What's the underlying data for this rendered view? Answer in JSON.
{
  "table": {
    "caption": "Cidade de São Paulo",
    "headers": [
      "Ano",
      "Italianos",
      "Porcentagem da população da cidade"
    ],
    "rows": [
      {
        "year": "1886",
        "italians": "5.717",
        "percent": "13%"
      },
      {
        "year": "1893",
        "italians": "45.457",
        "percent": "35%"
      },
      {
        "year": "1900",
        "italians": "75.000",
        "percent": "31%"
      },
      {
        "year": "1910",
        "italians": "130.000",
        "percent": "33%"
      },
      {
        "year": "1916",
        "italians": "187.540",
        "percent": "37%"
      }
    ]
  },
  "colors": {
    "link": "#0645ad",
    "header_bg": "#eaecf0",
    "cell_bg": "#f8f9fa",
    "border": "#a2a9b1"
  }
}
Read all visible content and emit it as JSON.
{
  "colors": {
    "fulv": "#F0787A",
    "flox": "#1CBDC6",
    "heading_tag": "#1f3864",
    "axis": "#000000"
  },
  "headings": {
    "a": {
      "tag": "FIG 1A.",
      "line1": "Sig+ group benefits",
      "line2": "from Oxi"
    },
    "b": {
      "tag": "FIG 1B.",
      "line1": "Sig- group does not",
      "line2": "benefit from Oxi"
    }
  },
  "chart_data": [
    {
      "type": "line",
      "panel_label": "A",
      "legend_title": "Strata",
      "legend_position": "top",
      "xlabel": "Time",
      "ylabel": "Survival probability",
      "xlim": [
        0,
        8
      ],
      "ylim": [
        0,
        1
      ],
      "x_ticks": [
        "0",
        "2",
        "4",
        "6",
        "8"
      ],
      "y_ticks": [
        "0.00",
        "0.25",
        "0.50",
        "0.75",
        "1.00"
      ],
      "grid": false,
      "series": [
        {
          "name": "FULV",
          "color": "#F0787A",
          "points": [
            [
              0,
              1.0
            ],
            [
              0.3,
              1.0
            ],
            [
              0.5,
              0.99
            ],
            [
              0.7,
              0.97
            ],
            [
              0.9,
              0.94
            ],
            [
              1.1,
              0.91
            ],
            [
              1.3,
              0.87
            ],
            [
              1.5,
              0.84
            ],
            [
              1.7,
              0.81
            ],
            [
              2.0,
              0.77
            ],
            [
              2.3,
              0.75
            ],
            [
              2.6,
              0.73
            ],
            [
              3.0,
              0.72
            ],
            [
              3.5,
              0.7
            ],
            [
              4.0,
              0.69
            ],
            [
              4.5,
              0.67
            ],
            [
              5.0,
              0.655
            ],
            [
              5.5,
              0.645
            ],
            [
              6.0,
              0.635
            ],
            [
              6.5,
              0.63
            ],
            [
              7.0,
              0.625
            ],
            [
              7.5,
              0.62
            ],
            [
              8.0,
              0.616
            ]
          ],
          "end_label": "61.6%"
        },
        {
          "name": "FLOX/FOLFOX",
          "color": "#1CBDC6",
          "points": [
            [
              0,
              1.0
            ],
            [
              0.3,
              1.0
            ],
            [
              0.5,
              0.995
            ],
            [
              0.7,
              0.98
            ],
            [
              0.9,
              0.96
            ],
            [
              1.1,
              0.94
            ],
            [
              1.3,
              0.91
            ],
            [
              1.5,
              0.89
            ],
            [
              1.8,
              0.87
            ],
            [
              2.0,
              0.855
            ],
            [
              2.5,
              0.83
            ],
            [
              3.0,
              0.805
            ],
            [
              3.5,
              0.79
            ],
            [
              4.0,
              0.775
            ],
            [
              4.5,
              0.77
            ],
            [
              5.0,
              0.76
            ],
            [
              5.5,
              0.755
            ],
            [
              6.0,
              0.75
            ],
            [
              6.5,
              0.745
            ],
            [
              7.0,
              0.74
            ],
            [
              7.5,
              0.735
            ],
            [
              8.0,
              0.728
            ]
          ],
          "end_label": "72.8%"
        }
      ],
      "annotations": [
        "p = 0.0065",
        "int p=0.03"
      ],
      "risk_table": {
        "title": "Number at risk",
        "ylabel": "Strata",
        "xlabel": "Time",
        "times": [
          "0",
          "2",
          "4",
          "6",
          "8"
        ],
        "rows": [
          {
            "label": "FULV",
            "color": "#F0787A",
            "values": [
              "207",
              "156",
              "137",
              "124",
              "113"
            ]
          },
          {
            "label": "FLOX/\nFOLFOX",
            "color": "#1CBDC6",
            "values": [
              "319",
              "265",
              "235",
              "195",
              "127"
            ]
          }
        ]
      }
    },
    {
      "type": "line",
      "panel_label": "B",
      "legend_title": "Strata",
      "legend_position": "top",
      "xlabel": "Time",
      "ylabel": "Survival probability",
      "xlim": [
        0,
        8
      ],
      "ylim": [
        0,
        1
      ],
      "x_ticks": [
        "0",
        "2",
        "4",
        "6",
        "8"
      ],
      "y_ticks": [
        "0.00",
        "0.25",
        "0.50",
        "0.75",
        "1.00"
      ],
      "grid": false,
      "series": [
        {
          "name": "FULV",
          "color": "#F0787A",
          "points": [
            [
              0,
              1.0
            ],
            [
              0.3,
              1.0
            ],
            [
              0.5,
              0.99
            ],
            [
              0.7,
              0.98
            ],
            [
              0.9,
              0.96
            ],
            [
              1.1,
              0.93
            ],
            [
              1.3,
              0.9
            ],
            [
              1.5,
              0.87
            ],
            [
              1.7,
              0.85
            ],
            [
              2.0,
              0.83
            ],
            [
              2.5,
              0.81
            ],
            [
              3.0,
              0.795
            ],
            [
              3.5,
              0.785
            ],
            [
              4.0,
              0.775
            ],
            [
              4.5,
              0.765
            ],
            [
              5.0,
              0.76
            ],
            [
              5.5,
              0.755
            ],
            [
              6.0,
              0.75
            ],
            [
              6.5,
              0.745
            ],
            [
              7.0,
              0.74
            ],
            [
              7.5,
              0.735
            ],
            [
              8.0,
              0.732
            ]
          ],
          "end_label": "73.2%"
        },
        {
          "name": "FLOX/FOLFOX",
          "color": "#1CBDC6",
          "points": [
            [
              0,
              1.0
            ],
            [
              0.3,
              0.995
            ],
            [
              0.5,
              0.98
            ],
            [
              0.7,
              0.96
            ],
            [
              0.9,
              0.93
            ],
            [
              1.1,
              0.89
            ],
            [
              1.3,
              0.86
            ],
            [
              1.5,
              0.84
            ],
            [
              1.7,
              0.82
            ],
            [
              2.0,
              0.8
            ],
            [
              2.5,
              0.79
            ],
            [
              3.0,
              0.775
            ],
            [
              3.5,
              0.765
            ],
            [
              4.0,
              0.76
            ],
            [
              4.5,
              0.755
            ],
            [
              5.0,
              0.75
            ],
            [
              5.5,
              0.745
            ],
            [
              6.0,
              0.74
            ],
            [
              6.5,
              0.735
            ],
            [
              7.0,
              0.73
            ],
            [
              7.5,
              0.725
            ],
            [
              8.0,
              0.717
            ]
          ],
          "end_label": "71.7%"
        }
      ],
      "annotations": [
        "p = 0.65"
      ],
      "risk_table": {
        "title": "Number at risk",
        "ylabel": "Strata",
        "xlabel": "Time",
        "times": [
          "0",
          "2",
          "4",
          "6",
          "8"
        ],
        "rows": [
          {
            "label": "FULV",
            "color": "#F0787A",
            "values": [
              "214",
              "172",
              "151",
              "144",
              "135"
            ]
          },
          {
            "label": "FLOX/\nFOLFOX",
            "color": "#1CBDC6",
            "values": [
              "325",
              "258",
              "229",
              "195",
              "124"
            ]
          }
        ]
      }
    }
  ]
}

# [To be done]
Please reproduce the entire listing, exactly as shown.

# [The output]
What's the underlying data for this rendered view? Answer in JSON.
{
  "table": {
    "caption": "Cidade de São Paulo",
    "headers": [
      "Ano",
      "Italianos",
      "Porcentagem da população da cidade"
    ],
    "rows": [
      {
        "year": "1886",
        "italians": "5.717",
        "percent": "13%"
      },
      {
        "year": "1893",
        "italians": "45.457",
        "percent": "35%"
      },
      {
        "year": "1900",
        "italians": "75.000",
        "percent": "31%"
      },
      {
        "year": "1910",
        "italians": "130.000",
        "percent": "33%"
      },
      {
        "year": "1916",
        "italians": "187.540",
        "percent": "37%"
      }
    ]
  },
  "colors": {
    "link": "#0645ad",
    "header_bg": "#eaecf0",
    "cell_bg": "#f8f9fa",
    "border": "#a2a9b1"
  }
}
Read all visible content and emit it as JSON.
{
  "colors": {
    "fulv": "#F0787A",
    "flox": "#1CBDC6",
    "heading_tag": "#1f3864",
    "axis": "#000000"
  },
  "headings": {
    "a": {
      "tag": "FIG 1A.",
      "line1": "Sig+ group benefits",
      "line2": "from Oxi"
    },
    "b": {
      "tag": "FIG 1B.",
      "line1": "Sig- group does not",
      "line2": "benefit from Oxi"
    }
  },
  "chart_data": [
    {
      "type": "line",
      "panel_label": "A",
      "legend_title": "Strata",
      "legend_position": "top",
      "xlabel": "Time",
      "ylabel": "Survival probability",
      "xlim": [
        0,
        8
      ],
      "ylim": [
        0,
        1
      ],
      "x_ticks": [
        "0",
        "2",
        "4",
        "6",
        "8"
      ],
      "y_ticks": [
        "0.00",
        "0.25",
        "0.50",
        "0.75",
        "1.00"
      ],
      "grid": false,
      "series": [
        {
          "name": "FULV",
          "color": "#F0787A",
          "points": [
            [
              0,
              1.0
            ],
            [
              0.3,
              1.0
            ],
            [
              0.5,
              0.99
            ],
            [
              0.7,
              0.97
            ],
            [
              0.9,
              0.94
            ],
            [
              1.1,
              0.91
            ],
            [
              1.3,
              0.87
            ],
            [
              1.5,
              0.84
            ],
            [
              1.7,
              0.81
            ],
            [
              2.0,
              0.77
            ],
            [
              2.3,
              0.75
            ],
            [
              2.6,
              0.73
            ],
            [
              3.0,
              0.72
            ],
            [
              3.5,
              0.7
            ],
            [
              4.0,
              0.69
            ],
            [
              4.5,
              0.67
            ],
            [
              5.0,
              0.655
            ],
            [
              5.5,
              0.645
            ],
            [
              6.0,
              0.635
            ],
            [
              6.5,
              0.63
            ],
            [
              7.0,
              0.625
            ],
            [
              7.5,
              0.62
            ],
            [
              8.0,
              0.616
            ]
          ],
          "end_label": "61.6%"
        },
        {
          "name": "FLOX/FOLFOX",
          "color": "#1CBDC6",
          "points": [
            [
              0,
              1.0
            ],
            [
              0.3,
              1.0
            ],
            [
              0.5,
              0.995
            ],
            [
              0.7,
              0.98
            ],
            [
              0.9,
              0.96
            ],
            [
              1.1,
              0.94
            ],
            [
              1.3,
              0.91
            ],
            [
              1.5,
              0.89
            ],
            [
              1.8,
              0.87
            ],
            [
              2.0,
              0.855
            ],
            [
              2.5,
              0.83
            ],
            [
              3.0,
              0.805
            ],
            [
              3.5,
              0.79
            ],
            [
              4.0,
              0.775
            ],
            [
              4.5,
              0.77
            ],
            [
              5.0,
              0.76
            ],
            [
              5.5,
              0.755
            ],
            [
              6.0,
              0.75
            ],
            [
              6.5,
              0.745
            ],
            [
              7.0,
              0.74
            ],
            [
              7.5,
              0.735
            ],
            [
              8.0,
              0.728
            ]
          ],
          "end_label": "72.8%"
        }
      ],
      "annotations": [
        "p = 0.0065",
        "int p=0.03"
      ],
      "risk_table": {
        "title": "Number at risk",
        "ylabel": "Strata",
        "xlabel": "Time",
        "times": [
          "0",
          "2",
          "4",
          "6",
          "8"
        ],
        "rows": [
          {
            "label": "FULV",
            "color": "#F0787A",
            "values": [
              "207",
              "156",
              "137",
              "124",
              "113"
            ]
          },
          {
            "label": "FLOX/\nFOLFOX",
            "color": "#1CBDC6",
            "values": [
              "319",
              "265",
              "235",
              "195",
              "127"
            ]
          }
        ]
      }
    },
    {
      "type": "line",
      "panel_label": "B",
      "legend_title": "Strata",
      "legend_position": "top",
      "xlabel": "Time",
      "ylabel": "Survival probability",
      "xlim": [
        0,
        8
      ],
      "ylim": [
        0,
        1
      ],
      "x_ticks": [
        "0",
        "2",
        "4",
        "6",
        "8"
      ],
      "y_ticks": [
        "0.00",
        "0.25",
        "0.50",
        "0.75",
        "1.00"
      ],
      "grid": false,
      "series": [
        {
          "name": "FULV",
          "color": "#F0787A",
          "points": [
            [
              0,
              1.0
            ],
            [
              0.3,
              1.0
            ],
            [
              0.5,
              0.99
            ],
            [
              0.7,
              0.98
            ],
            [
              0.9,
              0.96
            ],
            [
              1.1,
              0.93
            ],
            [
              1.3,
              0.9
            ],
            [
              1.5,
              0.87
            ],
            [
              1.7,
              0.85
            ],
            [
              2.0,
              0.83
            ],
            [
              2.5,
              0.81
            ],
            [
              3.0,
              0.795
            ],
            [
              3.5,
              0.785
            ],
            [
              4.0,
              0.775
            ],
            [
              4.5,
              0.765
            ],
            [
              5.0,
              0.76
            ],
            [
              5.5,
              0.755
            ],
            [
              6.0,
              0.75
            ],
            [
              6.5,
              0.745
            ],
            [
              7.0,
              0.74
            ],
            [
              7.5,
              0.735
            ],
            [
              8.0,
              0.732
            ]
          ],
          "end_label": "73.2%"
        },
        {
          "name": "FLOX/FOLFOX",
          "color": "#1CBDC6",
          "points": [
            [
              0,
              1.0
            ],
            [
              0.3,
              0.995
            ],
            [
              0.5,
              0.98
            ],
            [
              0.7,
              0.96
            ],
            [
              0.9,
              0.93
            ],
            [
              1.1,
              0.89
            ],
            [
              1.3,
              0.86
            ],
            [
              1.5,
              0.84
            ],
            [
              1.7,
              0.82
            ],
            [
              2.0,
              0.8
            ],
            [
              2.5,
              0.79
            ],
            [
              3.0,
              0.775
            ],
            [
              3.5,
              0.765
            ],
            [
              4.0,
              0.76
            ],
            [
              4.5,
              0.755
            ],
            [
              5.0,
              0.75
            ],
            [
              5.5,
              0.745
            ],
            [
              6.0,
              0.74
            ],
            [
              6.5,
              0.735
            ],
            [
              7.0,
              0.73
            ],
            [
              7.5,
              0.725
            ],
            [
              8.0,
              0.717
            ]
          ],
          "end_label": "71.7%"
        }
      ],
      "annotations": [
        "p = 0.65"
      ],
      "risk_table": {
        "title": "Number at risk",
        "ylabel": "Strata",
        "xlabel": "Time",
        "times": [
          "0",
          "2",
          "4",
          "6",
          "8"
        ],
        "rows": [
          {
            "label": "FULV",
            "color": "#F0787A",
            "values": [
              "214",
              "172",
              "151",
              "144",
              "135"
            ]
          },
          {
            "label": "FLOX/\nFOLFOX",
            "color": "#1CBDC6",
            "values": [
              "325",
              "258",
              "229",
              "195",
              "124"
            ]
          }
        ]
      }
    }
  ]
}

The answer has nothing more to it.